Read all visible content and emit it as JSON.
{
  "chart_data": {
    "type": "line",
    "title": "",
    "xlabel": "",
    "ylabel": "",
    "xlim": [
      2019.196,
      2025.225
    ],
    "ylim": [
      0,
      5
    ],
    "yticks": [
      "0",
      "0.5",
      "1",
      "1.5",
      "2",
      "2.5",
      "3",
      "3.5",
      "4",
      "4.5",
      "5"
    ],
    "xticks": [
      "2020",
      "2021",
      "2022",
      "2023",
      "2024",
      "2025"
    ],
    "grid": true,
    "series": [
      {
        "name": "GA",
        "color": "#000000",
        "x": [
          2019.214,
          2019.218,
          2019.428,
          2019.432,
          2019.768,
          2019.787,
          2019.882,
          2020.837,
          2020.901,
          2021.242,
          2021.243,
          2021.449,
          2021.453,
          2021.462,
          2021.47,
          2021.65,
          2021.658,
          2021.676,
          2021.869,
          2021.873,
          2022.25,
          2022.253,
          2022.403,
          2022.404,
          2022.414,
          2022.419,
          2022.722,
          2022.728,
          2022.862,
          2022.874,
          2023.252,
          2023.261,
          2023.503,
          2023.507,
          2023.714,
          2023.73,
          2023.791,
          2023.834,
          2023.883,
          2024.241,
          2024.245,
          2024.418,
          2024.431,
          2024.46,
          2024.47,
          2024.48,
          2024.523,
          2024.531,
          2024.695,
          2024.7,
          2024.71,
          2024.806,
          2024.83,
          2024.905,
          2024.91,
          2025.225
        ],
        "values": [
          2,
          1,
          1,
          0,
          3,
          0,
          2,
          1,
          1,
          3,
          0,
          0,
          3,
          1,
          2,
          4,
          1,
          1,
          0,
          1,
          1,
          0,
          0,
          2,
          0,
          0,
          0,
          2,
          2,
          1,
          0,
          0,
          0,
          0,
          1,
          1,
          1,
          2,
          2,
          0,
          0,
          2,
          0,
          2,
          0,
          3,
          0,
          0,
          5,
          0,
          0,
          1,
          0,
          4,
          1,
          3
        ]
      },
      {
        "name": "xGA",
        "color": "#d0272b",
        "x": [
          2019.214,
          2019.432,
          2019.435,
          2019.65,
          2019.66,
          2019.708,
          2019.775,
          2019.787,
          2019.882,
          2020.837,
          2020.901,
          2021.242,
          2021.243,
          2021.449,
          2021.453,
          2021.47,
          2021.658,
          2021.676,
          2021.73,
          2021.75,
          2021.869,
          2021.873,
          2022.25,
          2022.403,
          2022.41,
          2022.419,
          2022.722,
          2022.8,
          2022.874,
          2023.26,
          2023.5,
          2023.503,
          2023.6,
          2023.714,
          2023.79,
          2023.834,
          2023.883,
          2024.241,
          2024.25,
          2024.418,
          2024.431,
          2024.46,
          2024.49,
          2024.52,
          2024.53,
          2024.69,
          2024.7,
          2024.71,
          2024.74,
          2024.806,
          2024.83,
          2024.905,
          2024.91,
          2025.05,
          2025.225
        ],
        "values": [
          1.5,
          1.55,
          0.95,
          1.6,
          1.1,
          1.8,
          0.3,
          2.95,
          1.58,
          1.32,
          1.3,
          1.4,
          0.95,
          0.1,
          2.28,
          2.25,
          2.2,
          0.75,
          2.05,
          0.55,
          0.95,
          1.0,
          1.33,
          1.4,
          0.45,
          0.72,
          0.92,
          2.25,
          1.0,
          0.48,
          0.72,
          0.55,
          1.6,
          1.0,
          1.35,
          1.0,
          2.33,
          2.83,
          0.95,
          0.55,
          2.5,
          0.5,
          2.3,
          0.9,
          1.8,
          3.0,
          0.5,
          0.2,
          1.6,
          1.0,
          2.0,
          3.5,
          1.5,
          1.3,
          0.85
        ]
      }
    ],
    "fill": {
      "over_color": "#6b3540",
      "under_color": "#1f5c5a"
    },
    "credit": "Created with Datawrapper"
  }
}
-------
Each record above should be restated word for word.

Correct response:
Read all visible content and emit it as JSON.
{
  "chart_data": {
    "type": "line",
    "title": "",
    "xlabel": "",
    "ylabel": "",
    "xlim": [
      2019.196,
      2025.225
    ],
    "ylim": [
      0,
      5
    ],
    "yticks": [
      "0",
      "0.5",
      "1",
      "1.5",
      "2",
      "2.5",
      "3",
      "3.5",
      "4",
      "4.5",
      "5"
    ],
    "xticks": [
      "2020",
      "2021",
      "2022",
      "2023",
      "2024",
      "2025"
    ],
    "grid": true,
    "series": [
      {
        "name": "GA",
        "color": "#000000",
        "x": [
          2019.214,
          2019.218,
          2019.428,
          2019.432,
          2019.768,
          2019.787,
          2019.882,
          2020.837,
          2020.901,
          2021.242,
          2021.243,
          2021.449,
          2021.453,
          2021.462,
          2021.47,
          2021.65,
          2021.658,
          2021.676,
          2021.869,
          2021.873,
          2022.25,
          2022.253,
          2022.403,
          2022.404,
          2022.414,
          2022.419,
          2022.722,
          2022.728,
          2022.862,
          2022.874,
          2023.252,
          2023.261,
          2023.503,
          2023.507,
          2023.714,
          2023.73,
          2023.791,
          2023.834,
          2023.883,
          2024.241,
          2024.245,
          2024.418,
          2024.431,
          2024.46,
          2024.47,
          2024.48,
          2024.523,
          2024.531,
          2024.695,
          2024.7,
          2024.71,
          2024.806,
          2024.83,
          2024.905,
          2024.91,
          2025.225
        ],
        "values": [
          2,
          1,
          1,
          0,
          3,
          0,
          2,
          1,
          1,
          3,
          0,
          0,
          3,
          1,
          2,
          4,
          1,
          1,
          0,
          1,
          1,
          0,
          0,
          2,
          0,
          0,
          0,
          2,
          2,
          1,
          0,
          0,
          0,
          0,
          1,
          1,
          1,
          2,
          2,
          0,
          0,
          2,
          0,
          2,
          0,
          3,
          0,
          0,
          5,
          0,
          0,
          1,
          0,
          4,
          1,
          3
        ]
      },
      {
        "name": "xGA",
        "color": "#d0272b",
        "x": [
          2019.214,
          2019.432,
          2019.435,
          2019.65,
          2019.66,
          2019.708,
          2019.775,
          2019.787,
          2019.882,
          2020.837,
          2020.901,
          2021.242,
          2021.243,
          2021.449,
          2021.453,
          2021.47,
          2021.658,
          2021.676,
          2021.73,
          2021.75,
          2021.869,
          2021.873,
          2022.25,
          2022.403,
          2022.41,
          2022.419,
          2022.722,
          2022.8,
          2022.874,
          2023.26,
          2023.5,
          2023.503,
          2023.6,
          2023.714,
          2023.79,
          2023.834,
          2023.883,
          2024.241,
          2024.25,
          2024.418,
          2024.431,
          2024.46,
          2024.49,
          2024.52,
          2024.53,
          2024.69,
          2024.7,
          2024.71,
          2024.74,
          2024.806,
          2024.83,
          2024.905,
          2024.91,
          2025.05,
          2025.225
        ],
        "values": [
          1.5,
          1.55,
          0.95,
          1.6,
          1.1,
          1.8,
          0.3,
          2.95,
          1.58,
          1.32,
          1.3,
          1.4,
          0.95,
          0.1,
          2.28,
          2.25,
          2.2,
          0.75,
          2.05,
          0.55,
          0.95,
          1.0,
          1.33,
          1.4,
          0.45,
          0.72,
          0.92,
          2.25,
          1.0,
          0.48,
          0.72,
          0.55,
          1.6,
          1.0,
          1.35,
          1.0,
          2.33,
          2.83,
          0.95,
          0.55,
          2.5,
          0.5,
          2.3,
          0.9,
          1.8,
          3.0,
          0.5,
          0.2,
          1.6,
          1.0,
          2.0,
          3.5,
          1.5,
          1.3,
          0.85
        ]
      }
    ],
    "fill": {
      "over_color": "#6b3540",
      "under_color": "#1f5c5a"
    },
    "credit": "Created with Datawrapper"
  }
}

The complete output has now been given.